## Material provided
────────────────

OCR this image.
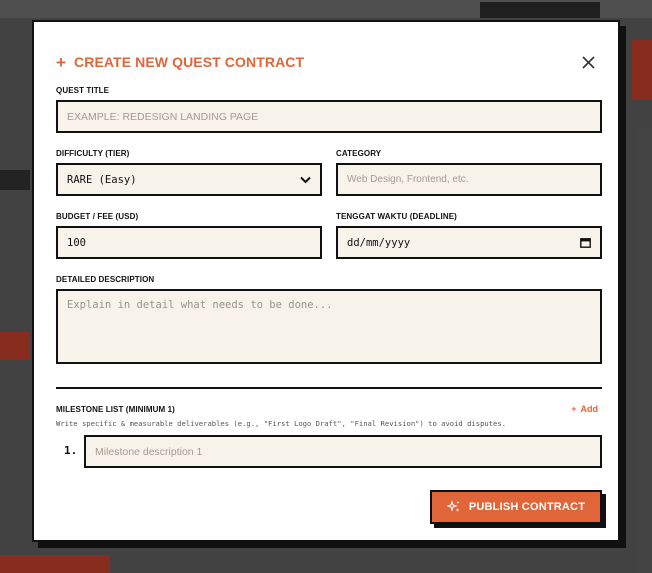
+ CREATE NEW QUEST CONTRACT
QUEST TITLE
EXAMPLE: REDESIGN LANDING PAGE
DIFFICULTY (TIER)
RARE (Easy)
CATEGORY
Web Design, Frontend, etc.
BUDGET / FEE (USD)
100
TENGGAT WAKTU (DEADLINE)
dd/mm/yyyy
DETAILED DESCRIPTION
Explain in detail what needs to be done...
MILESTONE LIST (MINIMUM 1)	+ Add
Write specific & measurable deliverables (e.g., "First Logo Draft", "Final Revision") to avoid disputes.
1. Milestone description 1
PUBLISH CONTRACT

────────────────

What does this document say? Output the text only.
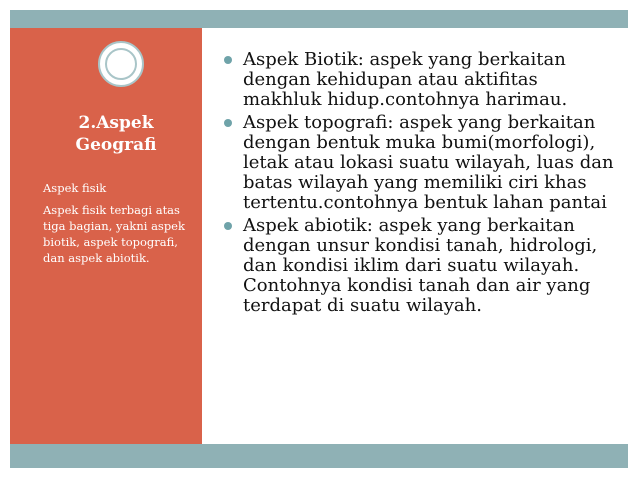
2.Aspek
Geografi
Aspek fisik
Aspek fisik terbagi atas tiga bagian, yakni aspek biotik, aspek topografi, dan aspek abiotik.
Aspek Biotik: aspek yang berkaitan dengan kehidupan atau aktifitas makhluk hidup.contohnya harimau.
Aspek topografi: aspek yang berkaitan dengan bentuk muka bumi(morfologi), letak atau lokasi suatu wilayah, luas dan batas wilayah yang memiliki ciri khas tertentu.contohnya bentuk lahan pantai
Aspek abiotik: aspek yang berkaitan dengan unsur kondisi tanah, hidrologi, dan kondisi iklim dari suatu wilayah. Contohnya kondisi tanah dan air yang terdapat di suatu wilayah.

────────────────

## Task details
Scan the material above. Return every line containing the string "berkaitan".

## Result of the exercise
Aspek Biotik: aspek yang berkaitan dengan kehidupan atau aktifitas makhluk hidup.contohnya harimau.
Aspek topografi: aspek yang berkaitan dengan bentuk muka bumi(morfologi), letak atau lokasi suatu wilayah, luas dan batas wilayah yang memiliki ciri khas tertentu.contohnya bentuk lahan pantai
Aspek abiotik: aspek yang berkaitan dengan unsur kondisi tanah, hidrologi, dan kondisi iklim dari suatu wilayah. Contohnya kondisi tanah dan air yang terdapat di suatu wilayah.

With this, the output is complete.